PROMPT:
Copy exactly, and only, the lines from the line containing "Extract all readable text from this page." through the last line of the records below, both included.

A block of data
*****
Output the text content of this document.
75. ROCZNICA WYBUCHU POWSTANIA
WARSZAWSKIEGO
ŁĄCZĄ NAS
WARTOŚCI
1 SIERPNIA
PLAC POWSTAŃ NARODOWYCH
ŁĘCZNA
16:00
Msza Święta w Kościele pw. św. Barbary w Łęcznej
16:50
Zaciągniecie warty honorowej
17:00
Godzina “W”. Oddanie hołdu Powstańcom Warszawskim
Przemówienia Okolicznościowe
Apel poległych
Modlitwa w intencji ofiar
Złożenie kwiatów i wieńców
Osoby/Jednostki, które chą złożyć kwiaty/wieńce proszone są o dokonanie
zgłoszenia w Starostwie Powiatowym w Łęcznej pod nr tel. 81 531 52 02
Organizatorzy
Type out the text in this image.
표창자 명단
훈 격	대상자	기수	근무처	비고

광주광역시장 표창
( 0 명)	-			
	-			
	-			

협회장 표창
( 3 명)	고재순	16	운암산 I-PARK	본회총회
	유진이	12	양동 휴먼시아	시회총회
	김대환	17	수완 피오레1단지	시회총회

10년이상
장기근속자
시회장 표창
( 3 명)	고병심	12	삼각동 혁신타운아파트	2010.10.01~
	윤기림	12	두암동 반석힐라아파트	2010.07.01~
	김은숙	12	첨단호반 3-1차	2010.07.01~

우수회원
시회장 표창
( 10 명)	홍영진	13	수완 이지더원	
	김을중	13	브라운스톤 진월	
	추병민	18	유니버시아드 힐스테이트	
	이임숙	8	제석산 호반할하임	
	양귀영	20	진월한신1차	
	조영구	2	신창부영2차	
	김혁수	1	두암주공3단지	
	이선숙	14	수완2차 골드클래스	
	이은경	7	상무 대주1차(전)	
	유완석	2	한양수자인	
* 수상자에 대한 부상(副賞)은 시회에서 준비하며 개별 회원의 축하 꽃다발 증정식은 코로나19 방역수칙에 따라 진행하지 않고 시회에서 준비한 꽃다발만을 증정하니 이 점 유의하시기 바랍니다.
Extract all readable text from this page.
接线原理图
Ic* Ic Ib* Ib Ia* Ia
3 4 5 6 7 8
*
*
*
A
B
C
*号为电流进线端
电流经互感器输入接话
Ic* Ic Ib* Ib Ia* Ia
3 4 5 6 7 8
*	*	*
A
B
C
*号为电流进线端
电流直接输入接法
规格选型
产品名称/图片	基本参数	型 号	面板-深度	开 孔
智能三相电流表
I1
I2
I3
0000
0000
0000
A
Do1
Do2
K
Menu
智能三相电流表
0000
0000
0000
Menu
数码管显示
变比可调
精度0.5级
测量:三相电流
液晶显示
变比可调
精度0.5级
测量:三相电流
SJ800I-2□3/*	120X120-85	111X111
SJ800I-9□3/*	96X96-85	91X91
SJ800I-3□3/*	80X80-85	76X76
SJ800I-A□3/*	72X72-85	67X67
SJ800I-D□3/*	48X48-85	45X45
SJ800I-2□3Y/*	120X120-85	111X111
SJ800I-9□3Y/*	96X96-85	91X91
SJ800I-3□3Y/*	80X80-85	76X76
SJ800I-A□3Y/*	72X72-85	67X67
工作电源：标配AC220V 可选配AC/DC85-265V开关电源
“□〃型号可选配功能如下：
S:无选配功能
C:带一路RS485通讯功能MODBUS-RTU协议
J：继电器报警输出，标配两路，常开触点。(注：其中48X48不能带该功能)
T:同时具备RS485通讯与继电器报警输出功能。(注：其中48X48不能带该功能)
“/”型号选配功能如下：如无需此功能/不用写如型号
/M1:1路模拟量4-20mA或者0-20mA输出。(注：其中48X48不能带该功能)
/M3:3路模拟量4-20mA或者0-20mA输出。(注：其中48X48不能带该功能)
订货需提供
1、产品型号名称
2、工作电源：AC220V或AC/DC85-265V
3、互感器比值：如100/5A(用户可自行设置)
*****
ANSWER BELOW:
Extract all readable text from this page.
接线原理图
Ic* Ic Ib* Ib Ia* Ia
3 4 5 6 7 8
*
*
*
A
B
C
*号为电流进线端
电流经互感器输入接话
Ic* Ic Ib* Ib Ia* Ia
3 4 5 6 7 8
*	*	*
A
B
C
*号为电流进线端
电流直接输入接法
规格选型
产品名称/图片	基本参数	型 号	面板-深度	开 孔
智能三相电流表
I1
I2
I3
0000
0000
0000
A
Do1
Do2
K
Menu
智能三相电流表
0000
0000
0000
Menu
数码管显示
变比可调
精度0.5级
测量:三相电流
液晶显示
变比可调
精度0.5级
测量:三相电流
SJ800I-2□3/*	120X120-85	111X111
SJ800I-9□3/*	96X96-85	91X91
SJ800I-3□3/*	80X80-85	76X76
SJ800I-A□3/*	72X72-85	67X67
SJ800I-D□3/*	48X48-85	45X45
SJ800I-2□3Y/*	120X120-85	111X111
SJ800I-9□3Y/*	96X96-85	91X91
SJ800I-3□3Y/*	80X80-85	76X76
SJ800I-A□3Y/*	72X72-85	67X67
工作电源：标配AC220V 可选配AC/DC85-265V开关电源
“□〃型号可选配功能如下：
S:无选配功能
C:带一路RS485通讯功能MODBUS-RTU协议
J：继电器报警输出，标配两路，常开触点。(注：其中48X48不能带该功能)
T:同时具备RS485通讯与继电器报警输出功能。(注：其中48X48不能带该功能)
“/”型号选配功能如下：如无需此功能/不用写如型号
/M1:1路模拟量4-20mA或者0-20mA输出。(注：其中48X48不能带该功能)
/M3:3路模拟量4-20mA或者0-20mA输出。(注：其中48X48不能带该功能)
订货需提供
1、产品型号名称
2、工作电源：AC220V或AC/DC85-265V
3、互感器比值：如100/5A(用户可自行设置)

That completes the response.